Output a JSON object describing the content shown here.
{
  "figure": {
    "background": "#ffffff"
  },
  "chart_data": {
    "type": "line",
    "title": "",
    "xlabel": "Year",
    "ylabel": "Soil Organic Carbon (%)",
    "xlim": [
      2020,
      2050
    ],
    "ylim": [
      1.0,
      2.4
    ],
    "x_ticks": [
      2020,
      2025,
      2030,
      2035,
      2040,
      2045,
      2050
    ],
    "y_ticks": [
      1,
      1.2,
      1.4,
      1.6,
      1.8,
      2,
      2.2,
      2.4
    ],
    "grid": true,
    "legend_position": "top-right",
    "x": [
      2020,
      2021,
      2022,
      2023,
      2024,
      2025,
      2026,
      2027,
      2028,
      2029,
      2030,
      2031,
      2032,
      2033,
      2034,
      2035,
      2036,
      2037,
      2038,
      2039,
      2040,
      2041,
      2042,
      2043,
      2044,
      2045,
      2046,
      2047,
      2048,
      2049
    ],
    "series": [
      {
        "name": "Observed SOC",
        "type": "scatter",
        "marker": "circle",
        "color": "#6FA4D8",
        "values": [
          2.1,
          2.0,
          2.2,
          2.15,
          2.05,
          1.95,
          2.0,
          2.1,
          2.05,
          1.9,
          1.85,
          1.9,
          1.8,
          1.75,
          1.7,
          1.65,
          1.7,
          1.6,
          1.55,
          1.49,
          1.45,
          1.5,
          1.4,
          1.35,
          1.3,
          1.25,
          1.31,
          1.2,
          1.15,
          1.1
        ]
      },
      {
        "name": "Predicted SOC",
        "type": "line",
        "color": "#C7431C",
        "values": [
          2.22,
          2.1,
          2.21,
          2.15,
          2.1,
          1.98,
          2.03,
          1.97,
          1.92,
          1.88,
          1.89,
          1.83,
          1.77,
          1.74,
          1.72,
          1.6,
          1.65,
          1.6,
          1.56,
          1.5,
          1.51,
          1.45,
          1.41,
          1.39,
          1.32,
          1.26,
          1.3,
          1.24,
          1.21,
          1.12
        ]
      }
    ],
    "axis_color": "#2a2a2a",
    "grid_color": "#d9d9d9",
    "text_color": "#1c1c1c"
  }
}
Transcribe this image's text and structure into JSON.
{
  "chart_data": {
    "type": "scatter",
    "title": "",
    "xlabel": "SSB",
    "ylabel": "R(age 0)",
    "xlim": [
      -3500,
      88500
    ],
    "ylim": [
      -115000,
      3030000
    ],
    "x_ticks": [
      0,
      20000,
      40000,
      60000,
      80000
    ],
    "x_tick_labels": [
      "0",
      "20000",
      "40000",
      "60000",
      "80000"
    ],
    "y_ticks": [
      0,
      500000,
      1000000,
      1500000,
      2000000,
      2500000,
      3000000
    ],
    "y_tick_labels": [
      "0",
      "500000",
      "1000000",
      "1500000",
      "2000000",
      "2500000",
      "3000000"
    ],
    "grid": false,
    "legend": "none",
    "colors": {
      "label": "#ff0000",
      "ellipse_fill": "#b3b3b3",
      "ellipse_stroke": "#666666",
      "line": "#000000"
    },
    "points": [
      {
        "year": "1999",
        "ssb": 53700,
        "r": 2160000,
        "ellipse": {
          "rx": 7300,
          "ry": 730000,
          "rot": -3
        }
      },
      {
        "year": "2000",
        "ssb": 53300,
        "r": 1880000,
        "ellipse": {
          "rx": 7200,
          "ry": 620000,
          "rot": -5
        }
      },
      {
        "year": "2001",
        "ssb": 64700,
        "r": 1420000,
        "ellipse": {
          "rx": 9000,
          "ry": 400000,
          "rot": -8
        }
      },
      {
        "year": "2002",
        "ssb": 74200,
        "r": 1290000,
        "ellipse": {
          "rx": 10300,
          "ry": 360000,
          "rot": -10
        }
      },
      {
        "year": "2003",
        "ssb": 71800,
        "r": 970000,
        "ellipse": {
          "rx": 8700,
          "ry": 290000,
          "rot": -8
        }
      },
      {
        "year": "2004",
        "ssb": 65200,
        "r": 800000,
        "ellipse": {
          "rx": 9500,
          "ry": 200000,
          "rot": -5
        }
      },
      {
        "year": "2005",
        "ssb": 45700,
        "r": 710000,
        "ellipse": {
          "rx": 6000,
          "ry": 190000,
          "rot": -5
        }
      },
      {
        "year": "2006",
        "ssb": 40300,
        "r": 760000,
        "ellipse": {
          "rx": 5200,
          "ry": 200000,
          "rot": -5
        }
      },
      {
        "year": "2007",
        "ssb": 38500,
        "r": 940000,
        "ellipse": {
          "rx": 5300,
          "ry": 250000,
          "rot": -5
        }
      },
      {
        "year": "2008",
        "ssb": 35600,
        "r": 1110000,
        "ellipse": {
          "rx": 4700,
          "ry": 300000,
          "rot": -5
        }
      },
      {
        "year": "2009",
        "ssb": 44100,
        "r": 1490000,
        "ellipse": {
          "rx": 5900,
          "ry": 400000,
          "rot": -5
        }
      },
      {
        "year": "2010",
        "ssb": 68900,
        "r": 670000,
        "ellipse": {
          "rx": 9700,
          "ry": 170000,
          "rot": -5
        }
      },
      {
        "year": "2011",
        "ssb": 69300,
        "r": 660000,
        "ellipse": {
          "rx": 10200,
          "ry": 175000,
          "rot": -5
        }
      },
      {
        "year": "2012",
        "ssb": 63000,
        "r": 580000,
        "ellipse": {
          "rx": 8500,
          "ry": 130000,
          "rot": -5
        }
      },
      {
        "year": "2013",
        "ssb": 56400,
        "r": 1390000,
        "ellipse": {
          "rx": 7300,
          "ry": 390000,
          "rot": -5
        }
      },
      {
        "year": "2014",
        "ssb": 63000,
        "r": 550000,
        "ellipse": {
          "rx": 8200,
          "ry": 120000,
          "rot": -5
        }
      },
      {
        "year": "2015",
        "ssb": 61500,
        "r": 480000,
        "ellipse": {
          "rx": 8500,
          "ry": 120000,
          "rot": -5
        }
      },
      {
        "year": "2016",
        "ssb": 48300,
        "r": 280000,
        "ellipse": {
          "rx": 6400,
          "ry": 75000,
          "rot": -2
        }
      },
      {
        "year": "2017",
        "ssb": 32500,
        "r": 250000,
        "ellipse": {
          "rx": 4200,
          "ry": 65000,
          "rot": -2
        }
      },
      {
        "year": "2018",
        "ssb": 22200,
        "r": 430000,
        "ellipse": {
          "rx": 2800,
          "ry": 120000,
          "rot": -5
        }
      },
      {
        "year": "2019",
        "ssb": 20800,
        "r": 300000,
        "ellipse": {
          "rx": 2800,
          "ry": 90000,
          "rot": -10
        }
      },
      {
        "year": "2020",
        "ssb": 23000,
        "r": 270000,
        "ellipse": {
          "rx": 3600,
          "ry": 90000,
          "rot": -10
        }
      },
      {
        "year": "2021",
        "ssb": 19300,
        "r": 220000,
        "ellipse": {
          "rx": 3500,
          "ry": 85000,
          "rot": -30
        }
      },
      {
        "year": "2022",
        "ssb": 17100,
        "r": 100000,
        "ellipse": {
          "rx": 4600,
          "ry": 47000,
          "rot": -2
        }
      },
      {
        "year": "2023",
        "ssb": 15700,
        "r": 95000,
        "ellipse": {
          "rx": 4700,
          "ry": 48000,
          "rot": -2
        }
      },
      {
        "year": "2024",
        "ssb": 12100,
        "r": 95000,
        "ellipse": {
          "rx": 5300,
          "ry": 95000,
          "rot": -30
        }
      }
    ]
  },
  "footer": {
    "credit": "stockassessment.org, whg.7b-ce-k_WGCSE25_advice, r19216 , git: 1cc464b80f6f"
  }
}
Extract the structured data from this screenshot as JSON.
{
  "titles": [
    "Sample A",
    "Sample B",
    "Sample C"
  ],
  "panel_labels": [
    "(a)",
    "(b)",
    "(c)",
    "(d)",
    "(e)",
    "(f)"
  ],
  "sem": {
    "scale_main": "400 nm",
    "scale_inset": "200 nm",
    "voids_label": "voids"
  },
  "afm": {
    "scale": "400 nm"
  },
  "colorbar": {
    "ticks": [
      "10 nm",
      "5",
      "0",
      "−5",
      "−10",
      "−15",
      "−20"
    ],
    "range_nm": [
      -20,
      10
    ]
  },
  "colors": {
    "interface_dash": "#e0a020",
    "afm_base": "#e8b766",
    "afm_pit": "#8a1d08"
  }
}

→ **What to work on**
The lines to reproduce run from the line containing "Extract the structured" to the end of the listing; write them out exactly and add nothing.

→ **Reply**
Extract the structured data from this screenshot as JSON.
{
  "titles": [
    "Sample A",
    "Sample B",
    "Sample C"
  ],
  "panel_labels": [
    "(a)",
    "(b)",
    "(c)",
    "(d)",
    "(e)",
    "(f)"
  ],
  "sem": {
    "scale_main": "400 nm",
    "scale_inset": "200 nm",
    "voids_label": "voids"
  },
  "afm": {
    "scale": "400 nm"
  },
  "colorbar": {
    "ticks": [
      "10 nm",
      "5",
      "0",
      "−5",
      "−10",
      "−15",
      "−20"
    ],
    "range_nm": [
      -20,
      10
    ]
  },
  "colors": {
    "interface_dash": "#e0a020",
    "afm_base": "#e8b766",
    "afm_pit": "#8a1d08"
  }
}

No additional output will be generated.